### Problem
Gather each line in the entries that includes the string "hacia".

### Extracted records
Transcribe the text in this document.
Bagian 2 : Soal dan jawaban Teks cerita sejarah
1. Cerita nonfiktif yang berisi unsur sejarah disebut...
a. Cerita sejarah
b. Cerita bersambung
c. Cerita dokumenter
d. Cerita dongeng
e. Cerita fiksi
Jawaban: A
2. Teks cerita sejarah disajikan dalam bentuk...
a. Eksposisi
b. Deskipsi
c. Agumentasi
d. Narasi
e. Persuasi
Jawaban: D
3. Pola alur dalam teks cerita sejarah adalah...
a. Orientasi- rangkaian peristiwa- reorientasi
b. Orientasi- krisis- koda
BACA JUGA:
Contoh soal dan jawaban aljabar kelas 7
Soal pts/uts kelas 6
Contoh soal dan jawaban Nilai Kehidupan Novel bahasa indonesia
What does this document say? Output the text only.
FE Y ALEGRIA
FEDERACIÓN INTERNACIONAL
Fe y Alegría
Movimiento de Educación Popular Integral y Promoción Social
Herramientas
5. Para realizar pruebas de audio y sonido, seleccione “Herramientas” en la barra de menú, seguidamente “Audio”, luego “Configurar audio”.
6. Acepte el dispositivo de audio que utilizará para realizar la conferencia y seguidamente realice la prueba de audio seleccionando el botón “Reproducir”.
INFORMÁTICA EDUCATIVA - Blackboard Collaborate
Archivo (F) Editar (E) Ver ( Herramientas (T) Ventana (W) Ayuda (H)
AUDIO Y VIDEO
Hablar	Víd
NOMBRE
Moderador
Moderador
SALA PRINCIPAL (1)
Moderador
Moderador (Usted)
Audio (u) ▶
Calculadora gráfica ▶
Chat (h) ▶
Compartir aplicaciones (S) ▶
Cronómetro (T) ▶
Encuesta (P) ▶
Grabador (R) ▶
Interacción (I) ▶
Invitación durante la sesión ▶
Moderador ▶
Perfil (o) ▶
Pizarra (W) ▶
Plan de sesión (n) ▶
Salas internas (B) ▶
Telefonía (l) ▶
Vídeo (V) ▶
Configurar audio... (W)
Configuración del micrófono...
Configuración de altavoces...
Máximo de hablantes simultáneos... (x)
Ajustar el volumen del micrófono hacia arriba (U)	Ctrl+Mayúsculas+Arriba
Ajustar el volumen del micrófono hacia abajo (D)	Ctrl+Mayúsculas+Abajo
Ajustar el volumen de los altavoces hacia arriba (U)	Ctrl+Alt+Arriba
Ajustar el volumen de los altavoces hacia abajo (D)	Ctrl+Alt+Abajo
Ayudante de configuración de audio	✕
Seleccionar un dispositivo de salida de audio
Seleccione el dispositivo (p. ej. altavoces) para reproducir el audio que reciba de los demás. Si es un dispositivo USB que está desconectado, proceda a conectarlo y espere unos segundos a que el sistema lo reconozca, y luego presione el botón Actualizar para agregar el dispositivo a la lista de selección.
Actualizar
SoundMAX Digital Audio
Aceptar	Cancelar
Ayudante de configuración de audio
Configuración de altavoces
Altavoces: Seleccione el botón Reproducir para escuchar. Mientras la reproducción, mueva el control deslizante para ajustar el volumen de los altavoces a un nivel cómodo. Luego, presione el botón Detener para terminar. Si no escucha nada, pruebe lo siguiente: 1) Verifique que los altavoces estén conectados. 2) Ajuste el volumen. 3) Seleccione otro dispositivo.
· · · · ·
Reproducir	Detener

### Written response
Ajustar el volumen del micrófono hacia arriba (U)	Ctrl+Mayúsculas+Arriba
Ajustar el volumen del micrófono hacia abajo (D)	Ctrl+Mayúsculas+Abajo
Ajustar el volumen de los altavoces hacia arriba (U)	Ctrl+Alt+Arriba
Ajustar el volumen de los altavoces hacia abajo (D)	Ctrl+Alt+Abajo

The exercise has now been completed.